-- START Entries --

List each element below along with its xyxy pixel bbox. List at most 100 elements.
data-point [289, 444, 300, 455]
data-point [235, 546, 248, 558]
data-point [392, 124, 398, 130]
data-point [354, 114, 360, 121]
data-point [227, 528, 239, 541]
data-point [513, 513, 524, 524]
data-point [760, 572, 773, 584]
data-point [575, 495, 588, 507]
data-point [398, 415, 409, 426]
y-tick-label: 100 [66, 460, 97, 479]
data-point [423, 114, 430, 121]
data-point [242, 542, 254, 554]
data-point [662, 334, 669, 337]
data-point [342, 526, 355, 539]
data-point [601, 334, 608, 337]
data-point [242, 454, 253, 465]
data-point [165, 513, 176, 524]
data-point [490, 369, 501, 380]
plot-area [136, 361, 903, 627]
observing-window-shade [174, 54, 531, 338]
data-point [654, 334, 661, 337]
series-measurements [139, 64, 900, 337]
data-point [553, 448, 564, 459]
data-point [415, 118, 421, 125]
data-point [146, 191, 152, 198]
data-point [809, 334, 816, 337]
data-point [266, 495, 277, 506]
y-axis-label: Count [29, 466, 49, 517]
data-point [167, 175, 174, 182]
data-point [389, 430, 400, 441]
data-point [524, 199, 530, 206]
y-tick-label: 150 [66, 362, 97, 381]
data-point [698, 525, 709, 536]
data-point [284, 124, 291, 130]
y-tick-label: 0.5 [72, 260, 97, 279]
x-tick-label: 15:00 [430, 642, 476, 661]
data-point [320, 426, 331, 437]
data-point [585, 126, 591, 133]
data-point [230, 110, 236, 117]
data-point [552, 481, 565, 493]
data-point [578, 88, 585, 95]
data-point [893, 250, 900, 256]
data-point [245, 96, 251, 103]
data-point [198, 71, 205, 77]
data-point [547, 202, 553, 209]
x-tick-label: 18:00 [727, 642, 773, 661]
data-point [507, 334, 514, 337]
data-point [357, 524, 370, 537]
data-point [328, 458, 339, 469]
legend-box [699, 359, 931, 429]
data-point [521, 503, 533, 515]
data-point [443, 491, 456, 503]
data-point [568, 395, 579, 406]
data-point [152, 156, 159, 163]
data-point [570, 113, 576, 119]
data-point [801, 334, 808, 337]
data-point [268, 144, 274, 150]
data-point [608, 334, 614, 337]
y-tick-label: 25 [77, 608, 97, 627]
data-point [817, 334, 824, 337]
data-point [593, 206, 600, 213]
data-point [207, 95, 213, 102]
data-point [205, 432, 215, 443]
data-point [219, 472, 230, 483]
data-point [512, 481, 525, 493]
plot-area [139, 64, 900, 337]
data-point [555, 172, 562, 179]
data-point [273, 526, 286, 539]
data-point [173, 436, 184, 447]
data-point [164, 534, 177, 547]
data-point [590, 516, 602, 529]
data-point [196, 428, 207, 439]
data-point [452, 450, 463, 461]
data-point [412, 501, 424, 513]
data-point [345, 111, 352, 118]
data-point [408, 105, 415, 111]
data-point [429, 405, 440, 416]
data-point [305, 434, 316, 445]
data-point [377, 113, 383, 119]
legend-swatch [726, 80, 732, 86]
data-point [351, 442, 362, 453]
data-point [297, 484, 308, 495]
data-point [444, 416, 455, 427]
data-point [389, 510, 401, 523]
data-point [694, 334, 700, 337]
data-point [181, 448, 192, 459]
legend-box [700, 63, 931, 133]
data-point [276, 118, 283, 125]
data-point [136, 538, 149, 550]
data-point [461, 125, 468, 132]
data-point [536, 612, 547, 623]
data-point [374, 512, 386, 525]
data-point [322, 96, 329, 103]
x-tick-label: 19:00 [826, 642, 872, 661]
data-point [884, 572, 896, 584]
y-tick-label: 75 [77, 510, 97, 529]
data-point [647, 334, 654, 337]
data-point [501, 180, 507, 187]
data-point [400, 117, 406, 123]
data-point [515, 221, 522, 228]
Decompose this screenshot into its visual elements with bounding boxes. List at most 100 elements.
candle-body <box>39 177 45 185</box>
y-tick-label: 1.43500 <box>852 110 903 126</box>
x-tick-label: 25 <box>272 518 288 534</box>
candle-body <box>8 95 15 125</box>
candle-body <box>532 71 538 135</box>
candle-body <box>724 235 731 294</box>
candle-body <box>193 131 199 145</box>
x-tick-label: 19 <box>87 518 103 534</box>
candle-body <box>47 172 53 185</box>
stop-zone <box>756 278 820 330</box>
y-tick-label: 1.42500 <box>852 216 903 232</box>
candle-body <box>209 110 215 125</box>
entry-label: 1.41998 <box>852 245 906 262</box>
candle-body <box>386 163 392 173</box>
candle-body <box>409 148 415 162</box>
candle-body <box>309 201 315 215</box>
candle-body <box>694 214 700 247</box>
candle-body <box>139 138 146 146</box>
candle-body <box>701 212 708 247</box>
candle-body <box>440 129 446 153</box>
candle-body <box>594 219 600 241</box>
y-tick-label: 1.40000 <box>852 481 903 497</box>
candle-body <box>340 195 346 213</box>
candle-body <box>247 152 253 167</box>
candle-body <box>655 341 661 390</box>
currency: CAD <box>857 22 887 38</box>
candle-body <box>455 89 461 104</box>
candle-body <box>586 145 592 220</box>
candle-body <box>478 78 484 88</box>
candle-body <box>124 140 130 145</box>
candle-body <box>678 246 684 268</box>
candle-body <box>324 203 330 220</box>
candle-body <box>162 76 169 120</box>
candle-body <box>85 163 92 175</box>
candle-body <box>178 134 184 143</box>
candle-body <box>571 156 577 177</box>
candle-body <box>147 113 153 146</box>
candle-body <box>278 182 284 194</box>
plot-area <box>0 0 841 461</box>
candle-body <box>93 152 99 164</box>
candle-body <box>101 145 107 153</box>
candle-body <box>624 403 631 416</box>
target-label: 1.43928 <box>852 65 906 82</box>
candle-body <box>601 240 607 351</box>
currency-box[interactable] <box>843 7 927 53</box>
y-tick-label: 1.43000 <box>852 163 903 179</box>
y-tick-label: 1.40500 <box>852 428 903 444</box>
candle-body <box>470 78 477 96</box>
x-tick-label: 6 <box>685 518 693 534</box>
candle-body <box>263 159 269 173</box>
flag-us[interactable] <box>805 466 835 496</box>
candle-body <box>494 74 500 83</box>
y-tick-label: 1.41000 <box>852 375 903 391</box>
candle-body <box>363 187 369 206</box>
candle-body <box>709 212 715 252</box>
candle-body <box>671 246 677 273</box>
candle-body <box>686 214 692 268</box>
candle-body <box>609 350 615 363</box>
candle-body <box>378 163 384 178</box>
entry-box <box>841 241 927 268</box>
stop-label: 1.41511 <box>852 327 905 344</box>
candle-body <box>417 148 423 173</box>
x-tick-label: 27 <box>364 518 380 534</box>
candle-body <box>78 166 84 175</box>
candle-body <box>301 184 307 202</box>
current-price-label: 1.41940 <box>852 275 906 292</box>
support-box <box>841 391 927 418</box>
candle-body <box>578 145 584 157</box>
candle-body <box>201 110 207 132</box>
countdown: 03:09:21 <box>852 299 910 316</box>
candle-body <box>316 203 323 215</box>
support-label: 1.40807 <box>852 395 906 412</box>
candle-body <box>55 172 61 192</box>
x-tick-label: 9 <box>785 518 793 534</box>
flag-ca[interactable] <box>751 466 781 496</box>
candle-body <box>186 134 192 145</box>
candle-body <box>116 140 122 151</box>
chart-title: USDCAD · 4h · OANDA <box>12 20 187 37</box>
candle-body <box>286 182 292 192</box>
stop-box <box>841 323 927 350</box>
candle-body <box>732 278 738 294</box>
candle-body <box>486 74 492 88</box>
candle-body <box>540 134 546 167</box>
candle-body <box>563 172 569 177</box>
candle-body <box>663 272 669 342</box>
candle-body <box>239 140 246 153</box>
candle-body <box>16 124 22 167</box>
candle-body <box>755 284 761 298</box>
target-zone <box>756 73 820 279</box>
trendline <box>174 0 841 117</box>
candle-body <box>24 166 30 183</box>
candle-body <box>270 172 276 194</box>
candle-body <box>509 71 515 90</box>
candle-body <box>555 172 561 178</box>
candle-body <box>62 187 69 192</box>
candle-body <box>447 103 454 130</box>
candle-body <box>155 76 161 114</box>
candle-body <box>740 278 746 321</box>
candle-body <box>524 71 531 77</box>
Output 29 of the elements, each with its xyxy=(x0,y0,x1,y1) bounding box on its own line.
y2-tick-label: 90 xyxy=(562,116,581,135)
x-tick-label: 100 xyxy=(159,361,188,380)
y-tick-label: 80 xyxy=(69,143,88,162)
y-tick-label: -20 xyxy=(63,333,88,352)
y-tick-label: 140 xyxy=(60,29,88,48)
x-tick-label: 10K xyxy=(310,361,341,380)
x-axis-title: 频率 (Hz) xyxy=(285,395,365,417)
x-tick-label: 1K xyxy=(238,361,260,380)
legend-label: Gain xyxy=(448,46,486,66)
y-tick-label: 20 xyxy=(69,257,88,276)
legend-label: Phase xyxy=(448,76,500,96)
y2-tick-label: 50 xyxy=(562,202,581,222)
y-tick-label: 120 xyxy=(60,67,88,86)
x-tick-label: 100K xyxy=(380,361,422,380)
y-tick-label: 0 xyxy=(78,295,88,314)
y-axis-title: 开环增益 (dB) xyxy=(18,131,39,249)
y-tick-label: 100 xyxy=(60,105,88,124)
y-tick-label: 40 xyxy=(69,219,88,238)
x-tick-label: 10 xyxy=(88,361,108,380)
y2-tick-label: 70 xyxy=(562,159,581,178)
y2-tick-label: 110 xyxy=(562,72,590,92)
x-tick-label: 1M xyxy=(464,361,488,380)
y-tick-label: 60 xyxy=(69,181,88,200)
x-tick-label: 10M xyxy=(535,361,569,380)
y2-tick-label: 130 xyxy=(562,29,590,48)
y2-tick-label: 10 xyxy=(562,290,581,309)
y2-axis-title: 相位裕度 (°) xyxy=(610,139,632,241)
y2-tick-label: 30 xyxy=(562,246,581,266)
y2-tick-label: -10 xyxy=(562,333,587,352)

-- END Entries --

— Problem to work on —
Print the material from its first line through the line holding "y-tick-label: 100 [66, 460, 97, 479]", inclusive, keeping every line identical.

— Output of the task —
List each element below along with its xyxy pixel bbox. List at most 100 elements.
data-point [289, 444, 300, 455]
data-point [235, 546, 248, 558]
data-point [392, 124, 398, 130]
data-point [354, 114, 360, 121]
data-point [227, 528, 239, 541]
data-point [513, 513, 524, 524]
data-point [760, 572, 773, 584]
data-point [575, 495, 588, 507]
data-point [398, 415, 409, 426]
y-tick-label: 100 [66, 460, 97, 479]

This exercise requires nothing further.